Skip every picture and transcribe the remaining material exactly.

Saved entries
——

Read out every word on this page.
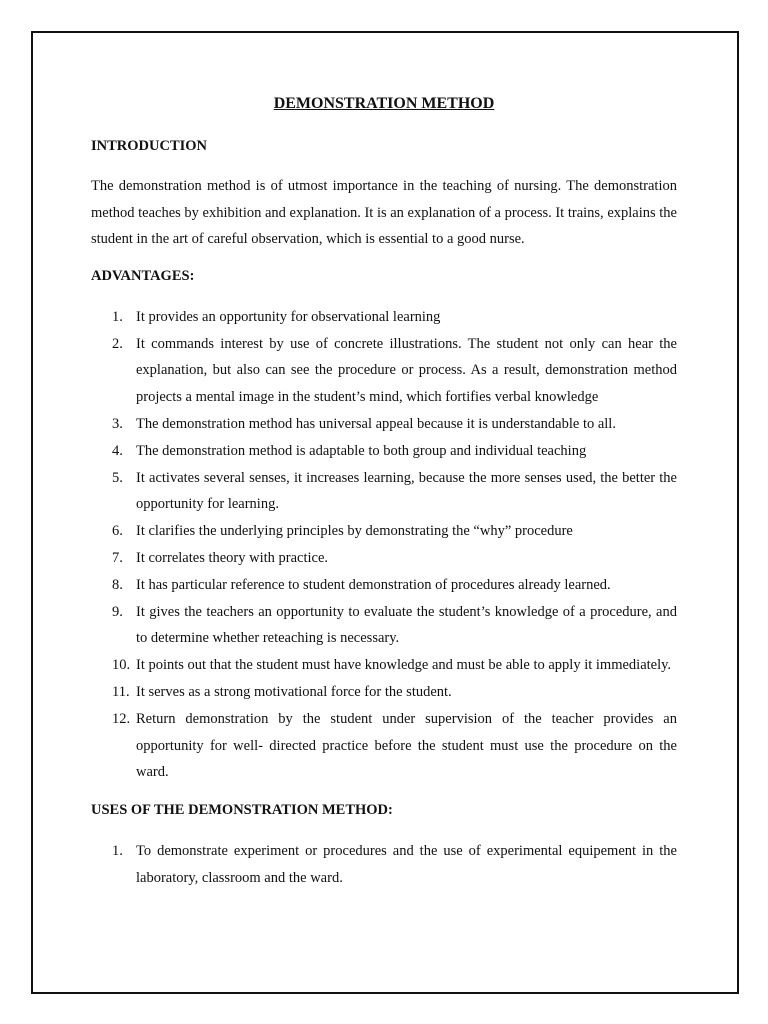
DEMONSTRATION METHOD
INTRODUCTION

The demonstration method is of utmost importance in the teaching of nursing. The demonstration method teaches by exhibition and explanation. It is an explanation of a process. It trains, explains the student in the art of careful observation, which is essential to a good nurse.

ADVANTAGES:
1. It provides an opportunity for observational learning
2. It commands interest by use of concrete illustrations. The student not only can hear the explanation, but also can see the procedure or process. As a result, demonstration method projects a mental image in the student’s mind, which fortifies verbal knowledge
3. The demonstration method has universal appeal because it is understandable to all.
4. The demonstration method is adaptable to both group and individual teaching
5. It activates several senses, it increases learning, because the more senses used, the better the opportunity for learning.
6. It clarifies the underlying principles by demonstrating the “why” procedure
7. It correlates theory with practice.
8. It has particular reference to student demonstration of procedures already learned.
9. It gives the teachers an opportunity to evaluate the student’s knowledge of a procedure, and to determine whether reteaching is necessary.
10. It points out that the student must have knowledge and must be able to apply it immediately.
11. It serves as a strong motivational force for the student.
12. Return demonstration by the student under supervision of the teacher provides an opportunity for well- directed practice before the student must use the procedure on the ward.
USES OF THE DEMONSTRATION METHOD:
1. To demonstrate experiment or procedures and the use of experimental equipement in the laboratory, classroom and the ward.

——

- [Worked answer]
Read out every word on this page.
DEMONSTRATION METHOD
INTRODUCTION

The demonstration method is of utmost importance in the teaching of nursing. The demonstration method teaches by exhibition and explanation. It is an explanation of a process. It trains, explains the student in the art of careful observation, which is essential to a good nurse.

ADVANTAGES:
1. It provides an opportunity for observational learning
2. It commands interest by use of concrete illustrations. The student not only can hear the explanation, but also can see the procedure or process. As a result, demonstration method projects a mental image in the student’s mind, which fortifies verbal knowledge
3. The demonstration method has universal appeal because it is understandable to all.
4. The demonstration method is adaptable to both group and individual teaching
5. It activates several senses, it increases learning, because the more senses used, the better the opportunity for learning.
6. It clarifies the underlying principles by demonstrating the “why” procedure
7. It correlates theory with practice.
8. It has particular reference to student demonstration of procedures already learned.
9. It gives the teachers an opportunity to evaluate the student’s knowledge of a procedure, and to determine whether reteaching is necessary.
10. It points out that the student must have knowledge and must be able to apply it immediately.
11. It serves as a strong motivational force for the student.
12. Return demonstration by the student under supervision of the teacher provides an opportunity for well- directed practice before the student must use the procedure on the ward.
USES OF THE DEMONSTRATION METHOD:
1. To demonstrate experiment or procedures and the use of experimental equipement in the laboratory, classroom and the ward.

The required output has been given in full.